▸ **Problem to solve**: Reproduce every record below exactly as written, but leave out any pictures.

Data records
● ● ●
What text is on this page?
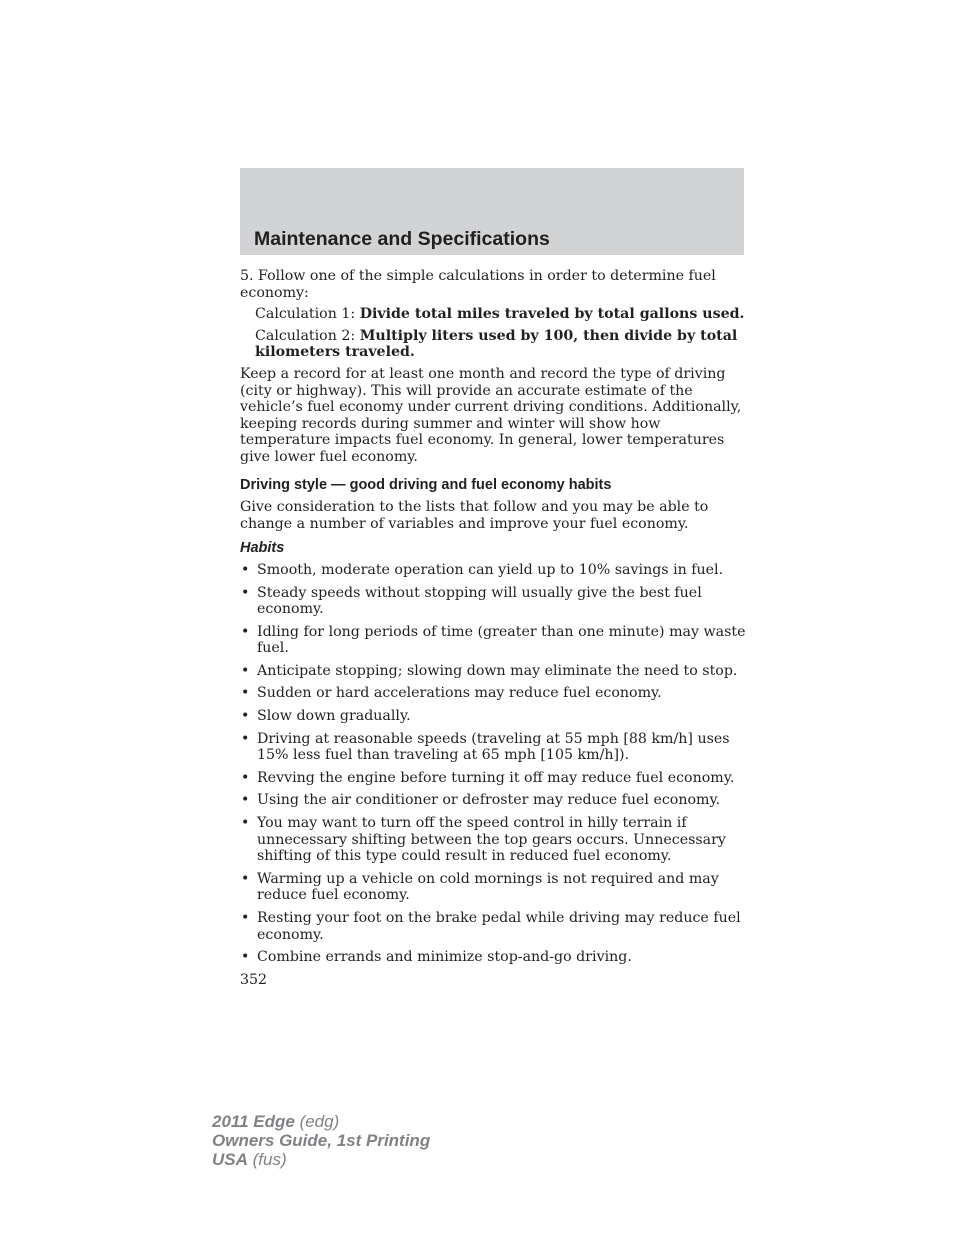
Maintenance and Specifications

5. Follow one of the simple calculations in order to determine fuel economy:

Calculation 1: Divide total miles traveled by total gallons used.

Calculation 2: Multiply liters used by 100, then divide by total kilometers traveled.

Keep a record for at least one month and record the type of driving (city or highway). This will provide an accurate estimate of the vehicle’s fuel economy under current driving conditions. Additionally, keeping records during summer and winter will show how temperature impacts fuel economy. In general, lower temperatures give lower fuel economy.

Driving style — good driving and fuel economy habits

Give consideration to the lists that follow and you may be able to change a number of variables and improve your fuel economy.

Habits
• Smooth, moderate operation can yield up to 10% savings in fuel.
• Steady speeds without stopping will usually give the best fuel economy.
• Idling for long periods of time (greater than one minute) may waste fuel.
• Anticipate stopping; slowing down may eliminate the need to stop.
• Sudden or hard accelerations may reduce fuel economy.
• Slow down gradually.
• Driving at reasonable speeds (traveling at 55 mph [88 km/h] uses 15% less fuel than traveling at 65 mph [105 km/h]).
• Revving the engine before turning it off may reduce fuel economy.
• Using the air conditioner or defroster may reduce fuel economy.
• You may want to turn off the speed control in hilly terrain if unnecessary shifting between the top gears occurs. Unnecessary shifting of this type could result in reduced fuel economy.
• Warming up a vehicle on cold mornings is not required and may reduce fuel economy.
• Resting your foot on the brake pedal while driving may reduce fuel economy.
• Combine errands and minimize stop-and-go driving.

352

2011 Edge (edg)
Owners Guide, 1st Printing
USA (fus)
● ● ●
▸ **Result below**:
What text is on this page?
Maintenance and Specifications

5. Follow one of the simple calculations in order to determine fuel economy:

Calculation 1: Divide total miles traveled by total gallons used.

Calculation 2: Multiply liters used by 100, then divide by total kilometers traveled.

Keep a record for at least one month and record the type of driving (city or highway). This will provide an accurate estimate of the vehicle’s fuel economy under current driving conditions. Additionally, keeping records during summer and winter will show how temperature impacts fuel economy. In general, lower temperatures give lower fuel economy.

Driving style — good driving and fuel economy habits

Give consideration to the lists that follow and you may be able to change a number of variables and improve your fuel economy.

Habits
• Smooth, moderate operation can yield up to 10% savings in fuel.
• Steady speeds without stopping will usually give the best fuel economy.
• Idling for long periods of time (greater than one minute) may waste fuel.
• Anticipate stopping; slowing down may eliminate the need to stop.
• Sudden or hard accelerations may reduce fuel economy.
• Slow down gradually.
• Driving at reasonable speeds (traveling at 55 mph [88 km/h] uses 15% less fuel than traveling at 65 mph [105 km/h]).
• Revving the engine before turning it off may reduce fuel economy.
• Using the air conditioner or defroster may reduce fuel economy.
• You may want to turn off the speed control in hilly terrain if unnecessary shifting between the top gears occurs. Unnecessary shifting of this type could result in reduced fuel economy.
• Warming up a vehicle on cold mornings is not required and may reduce fuel economy.
• Resting your foot on the brake pedal while driving may reduce fuel economy.
• Combine errands and minimize stop-and-go driving.

352

2011 Edge (edg)
Owners Guide, 1st Printing
USA (fus)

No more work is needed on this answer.